• [Supplied material]:
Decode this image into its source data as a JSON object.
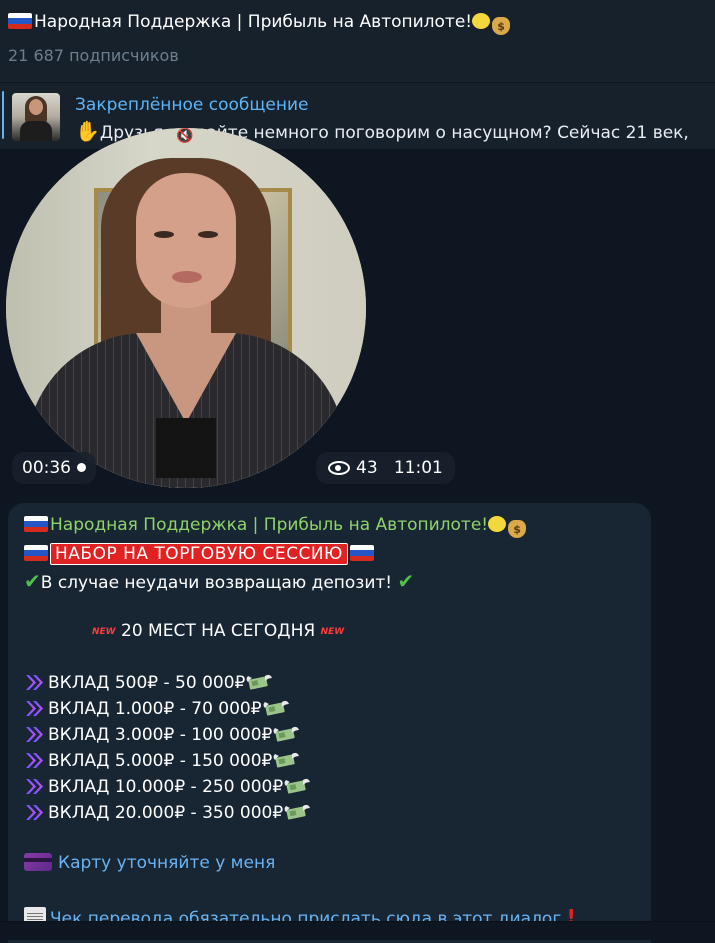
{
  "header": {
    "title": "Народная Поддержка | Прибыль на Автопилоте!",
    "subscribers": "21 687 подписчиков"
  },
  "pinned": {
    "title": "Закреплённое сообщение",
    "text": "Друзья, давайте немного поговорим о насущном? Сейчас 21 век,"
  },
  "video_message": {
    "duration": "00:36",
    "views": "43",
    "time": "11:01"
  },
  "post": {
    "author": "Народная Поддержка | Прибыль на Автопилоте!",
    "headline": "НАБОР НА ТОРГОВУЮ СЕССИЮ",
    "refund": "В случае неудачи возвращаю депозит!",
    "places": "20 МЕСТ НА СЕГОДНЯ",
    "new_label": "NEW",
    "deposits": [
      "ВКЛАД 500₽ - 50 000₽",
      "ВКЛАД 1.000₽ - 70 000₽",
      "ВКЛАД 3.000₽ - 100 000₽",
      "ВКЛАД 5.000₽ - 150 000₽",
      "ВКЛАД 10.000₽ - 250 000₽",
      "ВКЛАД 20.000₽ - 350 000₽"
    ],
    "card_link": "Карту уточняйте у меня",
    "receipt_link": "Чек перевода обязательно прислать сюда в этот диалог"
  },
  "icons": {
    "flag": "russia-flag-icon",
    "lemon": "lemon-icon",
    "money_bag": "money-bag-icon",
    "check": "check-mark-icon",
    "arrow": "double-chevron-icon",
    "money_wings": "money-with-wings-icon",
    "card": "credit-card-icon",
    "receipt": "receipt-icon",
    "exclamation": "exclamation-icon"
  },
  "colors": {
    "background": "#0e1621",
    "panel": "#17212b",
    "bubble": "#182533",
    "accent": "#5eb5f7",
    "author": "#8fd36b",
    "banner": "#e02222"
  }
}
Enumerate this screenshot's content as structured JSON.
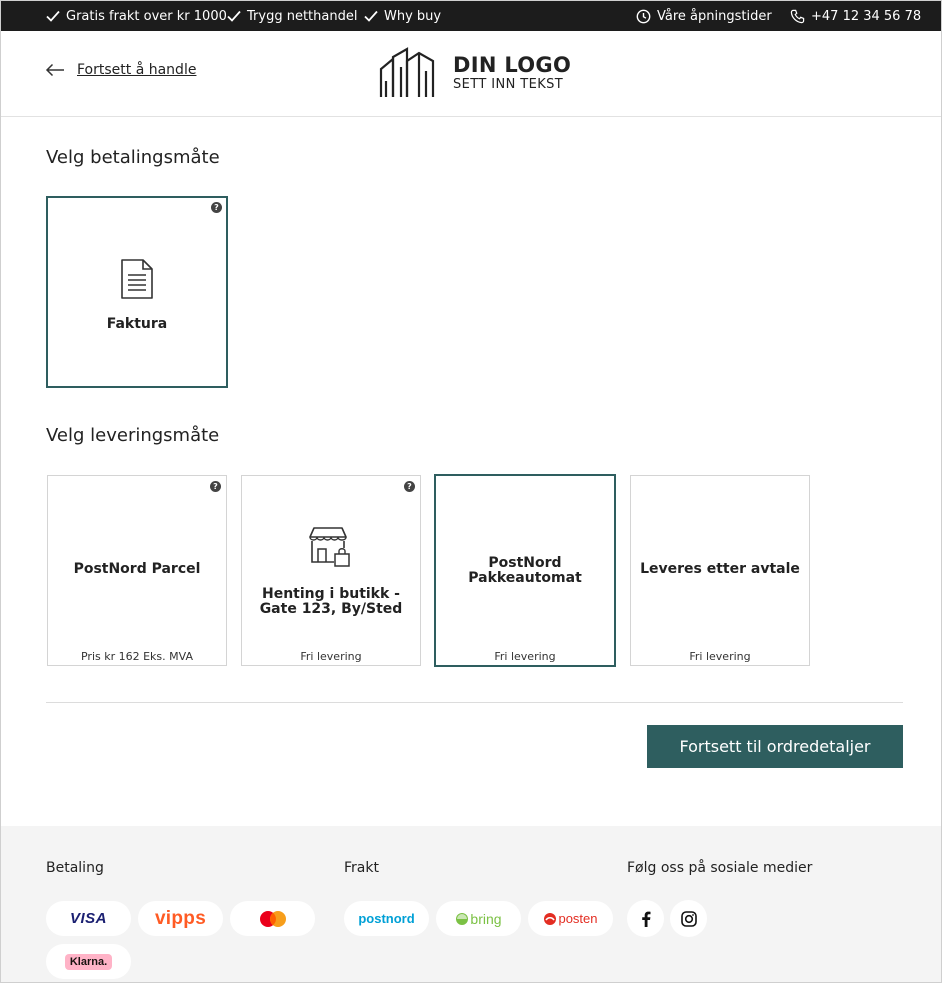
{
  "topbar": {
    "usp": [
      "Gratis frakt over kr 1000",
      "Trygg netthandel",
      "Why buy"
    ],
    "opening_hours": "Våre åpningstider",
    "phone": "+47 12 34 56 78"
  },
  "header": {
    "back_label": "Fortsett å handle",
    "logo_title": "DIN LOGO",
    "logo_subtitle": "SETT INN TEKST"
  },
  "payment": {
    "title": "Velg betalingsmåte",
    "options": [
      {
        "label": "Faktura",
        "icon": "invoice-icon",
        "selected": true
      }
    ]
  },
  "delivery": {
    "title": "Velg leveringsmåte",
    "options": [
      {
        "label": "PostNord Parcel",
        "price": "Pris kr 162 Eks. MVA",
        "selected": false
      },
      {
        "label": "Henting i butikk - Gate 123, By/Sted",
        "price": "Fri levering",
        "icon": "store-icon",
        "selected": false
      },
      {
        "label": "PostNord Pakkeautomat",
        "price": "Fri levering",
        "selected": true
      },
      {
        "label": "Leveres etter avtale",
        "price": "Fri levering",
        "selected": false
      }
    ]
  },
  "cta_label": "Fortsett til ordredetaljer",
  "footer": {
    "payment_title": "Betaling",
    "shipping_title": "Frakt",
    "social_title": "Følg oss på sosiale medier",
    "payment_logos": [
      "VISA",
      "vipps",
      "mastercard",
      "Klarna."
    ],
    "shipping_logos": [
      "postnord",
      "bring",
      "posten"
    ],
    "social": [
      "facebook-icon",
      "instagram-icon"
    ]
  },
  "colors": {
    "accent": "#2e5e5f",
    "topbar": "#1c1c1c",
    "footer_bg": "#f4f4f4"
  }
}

• [Exercise]:
All of the material above is to be copied exactly, except for its images.

• [Answer to this exercise]:
Decode this image into its source data as a JSON object.
{
  "header": {
    "title": "Народная Поддержка | Прибыль на Автопилоте!",
    "subscribers": "21 687 подписчиков"
  },
  "pinned": {
    "title": "Закреплённое сообщение",
    "text": "Друзья, давайте немного поговорим о насущном? Сейчас 21 век,"
  },
  "video_message": {
    "duration": "00:36",
    "views": "43",
    "time": "11:01"
  },
  "post": {
    "author": "Народная Поддержка | Прибыль на Автопилоте!",
    "headline": "НАБОР НА ТОРГОВУЮ СЕССИЮ",
    "refund": "В случае неудачи возвращаю депозит!",
    "places": "20 МЕСТ НА СЕГОДНЯ",
    "new_label": "NEW",
    "deposits": [
      "ВКЛАД 500₽ - 50 000₽",
      "ВКЛАД 1.000₽ - 70 000₽",
      "ВКЛАД 3.000₽ - 100 000₽",
      "ВКЛАД 5.000₽ - 150 000₽",
      "ВКЛАД 10.000₽ - 250 000₽",
      "ВКЛАД 20.000₽ - 350 000₽"
    ],
    "card_link": "Карту уточняйте у меня",
    "receipt_link": "Чек перевода обязательно прислать сюда в этот диалог"
  },
  "icons": {
    "flag": "russia-flag-icon",
    "lemon": "lemon-icon",
    "money_bag": "money-bag-icon",
    "check": "check-mark-icon",
    "arrow": "double-chevron-icon",
    "money_wings": "money-with-wings-icon",
    "card": "credit-card-icon",
    "receipt": "receipt-icon",
    "exclamation": "exclamation-icon"
  },
  "colors": {
    "background": "#0e1621",
    "panel": "#17212b",
    "bubble": "#182533",
    "accent": "#5eb5f7",
    "author": "#8fd36b",
    "banner": "#e02222"
  }
}
Enumerate this screenshot's content as structured JSON.
{
  "topbar": {
    "usp": [
      "Gratis frakt over kr 1000",
      "Trygg netthandel",
      "Why buy"
    ],
    "opening_hours": "Våre åpningstider",
    "phone": "+47 12 34 56 78"
  },
  "header": {
    "back_label": "Fortsett å handle",
    "logo_title": "DIN LOGO",
    "logo_subtitle": "SETT INN TEKST"
  },
  "payment": {
    "title": "Velg betalingsmåte",
    "options": [
      {
        "label": "Faktura",
        "icon": "invoice-icon",
        "selected": true
      }
    ]
  },
  "delivery": {
    "title": "Velg leveringsmåte",
    "options": [
      {
        "label": "PostNord Parcel",
        "price": "Pris kr 162 Eks. MVA",
        "selected": false
      },
      {
        "label": "Henting i butikk - Gate 123, By/Sted",
        "price": "Fri levering",
        "icon": "store-icon",
        "selected": false
      },
      {
        "label": "PostNord Pakkeautomat",
        "price": "Fri levering",
        "selected": true
      },
      {
        "label": "Leveres etter avtale",
        "price": "Fri levering",
        "selected": false
      }
    ]
  },
  "cta_label": "Fortsett til ordredetaljer",
  "footer": {
    "payment_title": "Betaling",
    "shipping_title": "Frakt",
    "social_title": "Følg oss på sosiale medier",
    "payment_logos": [
      "VISA",
      "vipps",
      "mastercard",
      "Klarna."
    ],
    "shipping_logos": [
      "postnord",
      "bring",
      "posten"
    ],
    "social": [
      "facebook-icon",
      "instagram-icon"
    ]
  },
  "colors": {
    "accent": "#2e5e5f",
    "topbar": "#1c1c1c",
    "footer_bg": "#f4f4f4"
  }
}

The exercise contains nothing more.